▶ Given records:
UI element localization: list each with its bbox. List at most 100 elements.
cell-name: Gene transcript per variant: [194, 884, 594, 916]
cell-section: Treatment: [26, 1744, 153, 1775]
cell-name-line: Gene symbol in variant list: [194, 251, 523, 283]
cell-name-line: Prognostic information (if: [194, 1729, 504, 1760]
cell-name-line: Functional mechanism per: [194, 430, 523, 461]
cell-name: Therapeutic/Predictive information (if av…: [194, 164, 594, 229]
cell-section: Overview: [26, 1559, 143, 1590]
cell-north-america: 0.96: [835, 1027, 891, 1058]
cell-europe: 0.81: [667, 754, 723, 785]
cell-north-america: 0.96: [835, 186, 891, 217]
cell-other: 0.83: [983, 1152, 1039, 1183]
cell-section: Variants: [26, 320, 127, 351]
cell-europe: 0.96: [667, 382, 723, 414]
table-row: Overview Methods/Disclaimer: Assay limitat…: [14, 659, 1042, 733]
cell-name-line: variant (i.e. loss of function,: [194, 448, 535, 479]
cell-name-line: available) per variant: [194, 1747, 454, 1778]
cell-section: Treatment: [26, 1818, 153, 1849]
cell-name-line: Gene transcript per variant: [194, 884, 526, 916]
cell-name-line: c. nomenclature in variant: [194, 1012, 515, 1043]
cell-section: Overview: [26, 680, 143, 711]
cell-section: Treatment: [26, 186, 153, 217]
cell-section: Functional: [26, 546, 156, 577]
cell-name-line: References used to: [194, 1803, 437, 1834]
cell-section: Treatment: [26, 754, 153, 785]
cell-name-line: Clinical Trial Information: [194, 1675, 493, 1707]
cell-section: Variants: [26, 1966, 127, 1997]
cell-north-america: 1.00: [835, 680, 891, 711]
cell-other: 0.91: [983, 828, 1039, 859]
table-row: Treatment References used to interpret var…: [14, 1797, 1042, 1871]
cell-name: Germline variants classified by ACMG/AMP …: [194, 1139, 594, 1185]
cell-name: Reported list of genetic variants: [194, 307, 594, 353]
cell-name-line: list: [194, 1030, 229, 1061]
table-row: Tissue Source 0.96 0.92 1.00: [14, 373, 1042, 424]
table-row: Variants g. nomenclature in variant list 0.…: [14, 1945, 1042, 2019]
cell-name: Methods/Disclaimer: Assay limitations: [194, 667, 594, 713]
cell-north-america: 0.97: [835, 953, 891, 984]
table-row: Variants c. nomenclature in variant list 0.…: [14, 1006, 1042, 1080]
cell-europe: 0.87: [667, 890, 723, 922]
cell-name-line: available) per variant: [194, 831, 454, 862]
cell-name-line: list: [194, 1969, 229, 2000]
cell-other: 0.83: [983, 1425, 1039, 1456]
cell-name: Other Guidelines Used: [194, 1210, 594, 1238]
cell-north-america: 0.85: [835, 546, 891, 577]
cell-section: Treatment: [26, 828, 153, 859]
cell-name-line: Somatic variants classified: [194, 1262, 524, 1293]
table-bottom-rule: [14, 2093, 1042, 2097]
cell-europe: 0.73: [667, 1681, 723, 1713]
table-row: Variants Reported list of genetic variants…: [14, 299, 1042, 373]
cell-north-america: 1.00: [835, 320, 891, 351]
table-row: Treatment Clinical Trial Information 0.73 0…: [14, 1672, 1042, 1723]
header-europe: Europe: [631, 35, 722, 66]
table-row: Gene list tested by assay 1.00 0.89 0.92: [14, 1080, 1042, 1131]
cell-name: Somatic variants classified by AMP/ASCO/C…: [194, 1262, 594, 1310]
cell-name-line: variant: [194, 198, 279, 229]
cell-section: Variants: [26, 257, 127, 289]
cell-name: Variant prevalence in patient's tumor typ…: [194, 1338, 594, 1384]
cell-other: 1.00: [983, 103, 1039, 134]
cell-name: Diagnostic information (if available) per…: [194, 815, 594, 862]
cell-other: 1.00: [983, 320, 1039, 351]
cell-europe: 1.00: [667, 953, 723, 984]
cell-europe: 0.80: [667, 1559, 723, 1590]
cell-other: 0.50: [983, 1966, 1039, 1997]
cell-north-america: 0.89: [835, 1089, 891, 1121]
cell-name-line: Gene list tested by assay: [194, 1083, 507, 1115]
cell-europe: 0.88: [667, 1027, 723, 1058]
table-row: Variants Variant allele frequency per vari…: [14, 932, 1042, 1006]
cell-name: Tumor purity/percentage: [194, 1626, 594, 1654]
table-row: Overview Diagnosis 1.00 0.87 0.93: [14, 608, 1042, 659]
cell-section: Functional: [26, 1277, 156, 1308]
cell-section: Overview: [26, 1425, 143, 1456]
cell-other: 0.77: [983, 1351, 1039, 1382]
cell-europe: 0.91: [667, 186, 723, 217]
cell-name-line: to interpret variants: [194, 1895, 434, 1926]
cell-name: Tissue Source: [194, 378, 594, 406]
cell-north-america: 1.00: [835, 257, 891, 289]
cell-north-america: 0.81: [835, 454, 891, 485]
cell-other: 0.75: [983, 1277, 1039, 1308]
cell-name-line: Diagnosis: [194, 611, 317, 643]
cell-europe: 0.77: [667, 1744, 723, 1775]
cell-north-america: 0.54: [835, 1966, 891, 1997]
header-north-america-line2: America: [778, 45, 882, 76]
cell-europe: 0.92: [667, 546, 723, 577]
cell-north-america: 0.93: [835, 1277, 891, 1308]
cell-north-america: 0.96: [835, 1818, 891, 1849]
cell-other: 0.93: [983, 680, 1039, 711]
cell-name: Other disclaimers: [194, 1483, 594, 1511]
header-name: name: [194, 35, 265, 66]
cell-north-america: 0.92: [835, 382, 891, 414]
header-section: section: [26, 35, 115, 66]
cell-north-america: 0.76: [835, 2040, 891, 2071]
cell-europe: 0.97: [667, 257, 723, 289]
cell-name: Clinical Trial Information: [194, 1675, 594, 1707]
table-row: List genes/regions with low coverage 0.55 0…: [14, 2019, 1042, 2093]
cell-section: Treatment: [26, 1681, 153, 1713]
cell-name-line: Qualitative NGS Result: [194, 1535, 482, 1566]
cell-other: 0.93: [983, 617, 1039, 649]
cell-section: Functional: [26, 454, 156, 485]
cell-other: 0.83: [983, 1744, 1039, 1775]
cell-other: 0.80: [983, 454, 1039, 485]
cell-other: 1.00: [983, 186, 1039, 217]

▶ How to complete this task: Copy here each line of the preceding records with "europe" in it.

▶ Solution:
cell-europe: 0.81: [667, 754, 723, 785]
cell-europe: 0.96: [667, 382, 723, 414]
cell-europe: 0.87: [667, 890, 723, 922]
cell-europe: 0.73: [667, 1681, 723, 1713]
header-europe: Europe: [631, 35, 722, 66]
cell-europe: 1.00: [667, 953, 723, 984]
cell-europe: 0.80: [667, 1559, 723, 1590]
cell-europe: 0.88: [667, 1027, 723, 1058]
cell-europe: 0.91: [667, 186, 723, 217]
cell-europe: 0.77: [667, 1744, 723, 1775]
cell-europe: 0.92: [667, 546, 723, 577]
cell-europe: 0.97: [667, 257, 723, 289]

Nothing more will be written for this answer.